Data records
——

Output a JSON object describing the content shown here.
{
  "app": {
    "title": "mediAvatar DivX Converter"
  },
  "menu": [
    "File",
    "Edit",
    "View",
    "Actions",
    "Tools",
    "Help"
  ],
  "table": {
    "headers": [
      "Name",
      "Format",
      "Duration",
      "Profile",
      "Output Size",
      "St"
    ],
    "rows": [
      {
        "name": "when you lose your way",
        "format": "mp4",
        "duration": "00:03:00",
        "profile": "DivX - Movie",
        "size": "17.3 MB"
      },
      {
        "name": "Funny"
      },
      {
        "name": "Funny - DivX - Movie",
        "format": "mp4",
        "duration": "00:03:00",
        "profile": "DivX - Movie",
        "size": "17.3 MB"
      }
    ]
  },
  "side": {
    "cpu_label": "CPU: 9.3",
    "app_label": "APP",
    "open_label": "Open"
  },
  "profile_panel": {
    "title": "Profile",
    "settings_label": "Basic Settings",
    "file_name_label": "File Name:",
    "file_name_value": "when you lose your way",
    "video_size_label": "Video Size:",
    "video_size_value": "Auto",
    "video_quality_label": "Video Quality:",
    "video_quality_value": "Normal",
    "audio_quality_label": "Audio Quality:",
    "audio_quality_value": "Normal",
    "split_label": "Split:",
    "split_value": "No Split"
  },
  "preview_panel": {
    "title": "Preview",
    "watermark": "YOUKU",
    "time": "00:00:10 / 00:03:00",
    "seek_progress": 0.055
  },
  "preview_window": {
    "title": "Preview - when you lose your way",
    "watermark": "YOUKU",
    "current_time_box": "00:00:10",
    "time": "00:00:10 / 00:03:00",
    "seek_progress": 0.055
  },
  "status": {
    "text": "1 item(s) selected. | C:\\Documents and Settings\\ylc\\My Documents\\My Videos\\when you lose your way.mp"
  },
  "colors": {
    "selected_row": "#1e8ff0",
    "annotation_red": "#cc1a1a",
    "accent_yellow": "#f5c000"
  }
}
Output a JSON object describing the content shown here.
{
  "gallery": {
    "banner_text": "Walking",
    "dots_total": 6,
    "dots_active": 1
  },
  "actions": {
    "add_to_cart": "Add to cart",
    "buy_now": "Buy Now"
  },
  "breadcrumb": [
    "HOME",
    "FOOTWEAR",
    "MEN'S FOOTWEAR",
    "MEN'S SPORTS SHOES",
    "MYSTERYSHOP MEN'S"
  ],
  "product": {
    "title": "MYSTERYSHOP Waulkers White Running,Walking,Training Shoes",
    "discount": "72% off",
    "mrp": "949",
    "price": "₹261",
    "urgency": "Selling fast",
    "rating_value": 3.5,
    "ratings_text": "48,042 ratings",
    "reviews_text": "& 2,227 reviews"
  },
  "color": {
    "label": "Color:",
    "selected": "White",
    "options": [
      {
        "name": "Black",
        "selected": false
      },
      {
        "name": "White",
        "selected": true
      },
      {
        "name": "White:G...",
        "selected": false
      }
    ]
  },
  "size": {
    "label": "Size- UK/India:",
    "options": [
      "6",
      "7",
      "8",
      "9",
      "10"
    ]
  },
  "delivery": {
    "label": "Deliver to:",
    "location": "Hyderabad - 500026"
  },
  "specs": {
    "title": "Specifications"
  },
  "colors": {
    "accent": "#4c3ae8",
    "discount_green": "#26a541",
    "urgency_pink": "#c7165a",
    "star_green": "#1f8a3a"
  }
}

——

Objective - Each record above should be output again exactly.

Output of the exercise -
Output a JSON object describing the content shown here.
{
  "app": {
    "title": "mediAvatar DivX Converter"
  },
  "menu": [
    "File",
    "Edit",
    "View",
    "Actions",
    "Tools",
    "Help"
  ],
  "table": {
    "headers": [
      "Name",
      "Format",
      "Duration",
      "Profile",
      "Output Size",
      "St"
    ],
    "rows": [
      {
        "name": "when you lose your way",
        "format": "mp4",
        "duration": "00:03:00",
        "profile": "DivX - Movie",
        "size": "17.3 MB"
      },
      {
        "name": "Funny"
      },
      {
        "name": "Funny - DivX - Movie",
        "format": "mp4",
        "duration": "00:03:00",
        "profile": "DivX - Movie",
        "size": "17.3 MB"
      }
    ]
  },
  "side": {
    "cpu_label": "CPU: 9.3",
    "app_label": "APP",
    "open_label": "Open"
  },
  "profile_panel": {
    "title": "Profile",
    "settings_label": "Basic Settings",
    "file_name_label": "File Name:",
    "file_name_value": "when you lose your way",
    "video_size_label": "Video Size:",
    "video_size_value": "Auto",
    "video_quality_label": "Video Quality:",
    "video_quality_value": "Normal",
    "audio_quality_label": "Audio Quality:",
    "audio_quality_value": "Normal",
    "split_label": "Split:",
    "split_value": "No Split"
  },
  "preview_panel": {
    "title": "Preview",
    "watermark": "YOUKU",
    "time": "00:00:10 / 00:03:00",
    "seek_progress": 0.055
  },
  "preview_window": {
    "title": "Preview - when you lose your way",
    "watermark": "YOUKU",
    "current_time_box": "00:00:10",
    "time": "00:00:10 / 00:03:00",
    "seek_progress": 0.055
  },
  "status": {
    "text": "1 item(s) selected. | C:\\Documents and Settings\\ylc\\My Documents\\My Videos\\when you lose your way.mp"
  },
  "colors": {
    "selected_row": "#1e8ff0",
    "annotation_red": "#cc1a1a",
    "accent_yellow": "#f5c000"
  }
}
Output a JSON object describing the content shown here.
{
  "gallery": {
    "banner_text": "Walking",
    "dots_total": 6,
    "dots_active": 1
  },
  "actions": {
    "add_to_cart": "Add to cart",
    "buy_now": "Buy Now"
  },
  "breadcrumb": [
    "HOME",
    "FOOTWEAR",
    "MEN'S FOOTWEAR",
    "MEN'S SPORTS SHOES",
    "MYSTERYSHOP MEN'S"
  ],
  "product": {
    "title": "MYSTERYSHOP Waulkers White Running,Walking,Training Shoes",
    "discount": "72% off",
    "mrp": "949",
    "price": "₹261",
    "urgency": "Selling fast",
    "rating_value": 3.5,
    "ratings_text": "48,042 ratings",
    "reviews_text": "& 2,227 reviews"
  },
  "color": {
    "label": "Color:",
    "selected": "White",
    "options": [
      {
        "name": "Black",
        "selected": false
      },
      {
        "name": "White",
        "selected": true
      },
      {
        "name": "White:G...",
        "selected": false
      }
    ]
  },
  "size": {
    "label": "Size- UK/India:",
    "options": [
      "6",
      "7",
      "8",
      "9",
      "10"
    ]
  },
  "delivery": {
    "label": "Deliver to:",
    "location": "Hyderabad - 500026"
  },
  "specs": {
    "title": "Specifications"
  },
  "colors": {
    "accent": "#4c3ae8",
    "discount_green": "#26a541",
    "urgency_pink": "#c7165a",
    "star_green": "#1f8a3a"
  }
}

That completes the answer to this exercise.